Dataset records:
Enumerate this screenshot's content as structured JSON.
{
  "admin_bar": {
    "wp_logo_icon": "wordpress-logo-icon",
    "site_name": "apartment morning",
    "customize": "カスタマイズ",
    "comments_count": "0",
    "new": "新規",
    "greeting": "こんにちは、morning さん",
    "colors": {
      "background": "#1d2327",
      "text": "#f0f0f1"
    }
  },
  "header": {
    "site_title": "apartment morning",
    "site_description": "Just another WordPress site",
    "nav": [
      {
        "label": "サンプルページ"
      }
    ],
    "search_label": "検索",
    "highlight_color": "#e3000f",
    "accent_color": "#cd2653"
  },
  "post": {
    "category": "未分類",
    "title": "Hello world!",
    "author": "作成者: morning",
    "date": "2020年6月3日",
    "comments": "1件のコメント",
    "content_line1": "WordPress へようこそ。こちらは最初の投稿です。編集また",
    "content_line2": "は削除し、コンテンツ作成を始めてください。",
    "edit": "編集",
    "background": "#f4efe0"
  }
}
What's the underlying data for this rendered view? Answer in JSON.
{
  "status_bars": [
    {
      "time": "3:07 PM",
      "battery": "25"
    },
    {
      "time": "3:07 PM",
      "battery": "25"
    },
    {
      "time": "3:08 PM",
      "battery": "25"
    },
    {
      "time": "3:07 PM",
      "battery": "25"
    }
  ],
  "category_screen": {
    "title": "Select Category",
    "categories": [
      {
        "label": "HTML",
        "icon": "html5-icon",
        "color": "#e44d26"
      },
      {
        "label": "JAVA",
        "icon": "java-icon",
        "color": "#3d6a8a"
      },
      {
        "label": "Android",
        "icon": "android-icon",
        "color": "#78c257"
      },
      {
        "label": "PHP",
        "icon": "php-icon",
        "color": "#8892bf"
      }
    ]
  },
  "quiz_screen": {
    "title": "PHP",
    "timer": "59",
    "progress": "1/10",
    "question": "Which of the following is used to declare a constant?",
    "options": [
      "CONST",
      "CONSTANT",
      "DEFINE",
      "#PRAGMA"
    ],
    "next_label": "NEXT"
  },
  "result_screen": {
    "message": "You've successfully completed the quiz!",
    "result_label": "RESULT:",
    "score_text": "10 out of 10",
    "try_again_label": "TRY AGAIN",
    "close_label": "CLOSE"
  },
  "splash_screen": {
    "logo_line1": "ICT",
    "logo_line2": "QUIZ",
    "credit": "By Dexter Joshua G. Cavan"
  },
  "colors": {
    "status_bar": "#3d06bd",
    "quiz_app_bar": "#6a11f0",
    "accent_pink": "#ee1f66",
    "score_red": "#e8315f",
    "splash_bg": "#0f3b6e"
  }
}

■ INSTRUCTIONS TO FOLLOW ■
From the records above, extract everything verbatim.

■ SOLUTION ■
Enumerate this screenshot's content as structured JSON.
{
  "admin_bar": {
    "wp_logo_icon": "wordpress-logo-icon",
    "site_name": "apartment morning",
    "customize": "カスタマイズ",
    "comments_count": "0",
    "new": "新規",
    "greeting": "こんにちは、morning さん",
    "colors": {
      "background": "#1d2327",
      "text": "#f0f0f1"
    }
  },
  "header": {
    "site_title": "apartment morning",
    "site_description": "Just another WordPress site",
    "nav": [
      {
        "label": "サンプルページ"
      }
    ],
    "search_label": "検索",
    "highlight_color": "#e3000f",
    "accent_color": "#cd2653"
  },
  "post": {
    "category": "未分類",
    "title": "Hello world!",
    "author": "作成者: morning",
    "date": "2020年6月3日",
    "comments": "1件のコメント",
    "content_line1": "WordPress へようこそ。こちらは最初の投稿です。編集また",
    "content_line2": "は削除し、コンテンツ作成を始めてください。",
    "edit": "編集",
    "background": "#f4efe0"
  }
}
What's the underlying data for this rendered view? Answer in JSON.
{
  "status_bars": [
    {
      "time": "3:07 PM",
      "battery": "25"
    },
    {
      "time": "3:07 PM",
      "battery": "25"
    },
    {
      "time": "3:08 PM",
      "battery": "25"
    },
    {
      "time": "3:07 PM",
      "battery": "25"
    }
  ],
  "category_screen": {
    "title": "Select Category",
    "categories": [
      {
        "label": "HTML",
        "icon": "html5-icon",
        "color": "#e44d26"
      },
      {
        "label": "JAVA",
        "icon": "java-icon",
        "color": "#3d6a8a"
      },
      {
        "label": "Android",
        "icon": "android-icon",
        "color": "#78c257"
      },
      {
        "label": "PHP",
        "icon": "php-icon",
        "color": "#8892bf"
      }
    ]
  },
  "quiz_screen": {
    "title": "PHP",
    "timer": "59",
    "progress": "1/10",
    "question": "Which of the following is used to declare a constant?",
    "options": [
      "CONST",
      "CONSTANT",
      "DEFINE",
      "#PRAGMA"
    ],
    "next_label": "NEXT"
  },
  "result_screen": {
    "message": "You've successfully completed the quiz!",
    "result_label": "RESULT:",
    "score_text": "10 out of 10",
    "try_again_label": "TRY AGAIN",
    "close_label": "CLOSE"
  },
  "splash_screen": {
    "logo_line1": "ICT",
    "logo_line2": "QUIZ",
    "credit": "By Dexter Joshua G. Cavan"
  },
  "colors": {
    "status_bar": "#3d06bd",
    "quiz_app_bar": "#6a11f0",
    "accent_pink": "#ee1f66",
    "score_red": "#e8315f",
    "splash_bg": "#0f3b6e"
  }
}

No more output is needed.